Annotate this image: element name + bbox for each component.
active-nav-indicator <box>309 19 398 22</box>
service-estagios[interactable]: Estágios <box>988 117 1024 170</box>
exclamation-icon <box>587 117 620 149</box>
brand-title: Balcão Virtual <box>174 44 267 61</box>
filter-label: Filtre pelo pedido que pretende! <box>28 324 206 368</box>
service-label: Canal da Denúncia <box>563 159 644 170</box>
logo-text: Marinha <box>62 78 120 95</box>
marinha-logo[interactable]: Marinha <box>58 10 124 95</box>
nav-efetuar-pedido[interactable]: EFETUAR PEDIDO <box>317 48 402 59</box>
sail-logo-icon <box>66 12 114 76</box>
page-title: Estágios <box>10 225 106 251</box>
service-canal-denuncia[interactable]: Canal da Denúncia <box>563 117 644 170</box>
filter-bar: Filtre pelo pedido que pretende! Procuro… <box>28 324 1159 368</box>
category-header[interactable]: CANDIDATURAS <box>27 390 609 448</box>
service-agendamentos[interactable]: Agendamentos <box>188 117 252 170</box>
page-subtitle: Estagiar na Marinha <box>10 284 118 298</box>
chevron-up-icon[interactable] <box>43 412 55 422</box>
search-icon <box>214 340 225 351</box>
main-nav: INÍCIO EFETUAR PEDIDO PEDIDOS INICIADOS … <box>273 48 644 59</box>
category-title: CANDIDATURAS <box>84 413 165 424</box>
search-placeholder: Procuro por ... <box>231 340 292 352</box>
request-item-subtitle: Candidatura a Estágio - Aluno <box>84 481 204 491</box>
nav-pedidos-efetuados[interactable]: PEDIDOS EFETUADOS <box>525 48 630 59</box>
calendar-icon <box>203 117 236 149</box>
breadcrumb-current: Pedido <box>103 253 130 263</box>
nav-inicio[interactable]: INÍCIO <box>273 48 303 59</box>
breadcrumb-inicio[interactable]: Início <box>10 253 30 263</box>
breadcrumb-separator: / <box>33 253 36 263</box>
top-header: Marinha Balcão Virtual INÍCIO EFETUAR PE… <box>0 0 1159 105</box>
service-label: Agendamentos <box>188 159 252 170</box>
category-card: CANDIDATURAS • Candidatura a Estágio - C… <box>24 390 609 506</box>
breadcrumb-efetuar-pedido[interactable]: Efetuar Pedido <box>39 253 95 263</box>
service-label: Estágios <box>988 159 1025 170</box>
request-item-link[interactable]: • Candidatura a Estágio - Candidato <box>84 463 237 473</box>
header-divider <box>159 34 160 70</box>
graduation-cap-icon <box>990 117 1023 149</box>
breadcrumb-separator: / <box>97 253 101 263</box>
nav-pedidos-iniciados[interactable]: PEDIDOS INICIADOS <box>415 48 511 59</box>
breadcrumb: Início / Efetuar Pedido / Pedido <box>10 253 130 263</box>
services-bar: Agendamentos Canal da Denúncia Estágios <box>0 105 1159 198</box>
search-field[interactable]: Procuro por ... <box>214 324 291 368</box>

-------

Task goal: Quote, word for word, every line of the material from its first line through the line containing "logo-text: Marinha <box>62 78 120 95</box>", including both of those lines.

Completed task:
Annotate this image: element name + bbox for each component.
active-nav-indicator <box>309 19 398 22</box>
service-estagios[interactable]: Estágios <box>988 117 1024 170</box>
exclamation-icon <box>587 117 620 149</box>
brand-title: Balcão Virtual <box>174 44 267 61</box>
filter-label: Filtre pelo pedido que pretende! <box>28 324 206 368</box>
service-label: Canal da Denúncia <box>563 159 644 170</box>
logo-text: Marinha <box>62 78 120 95</box>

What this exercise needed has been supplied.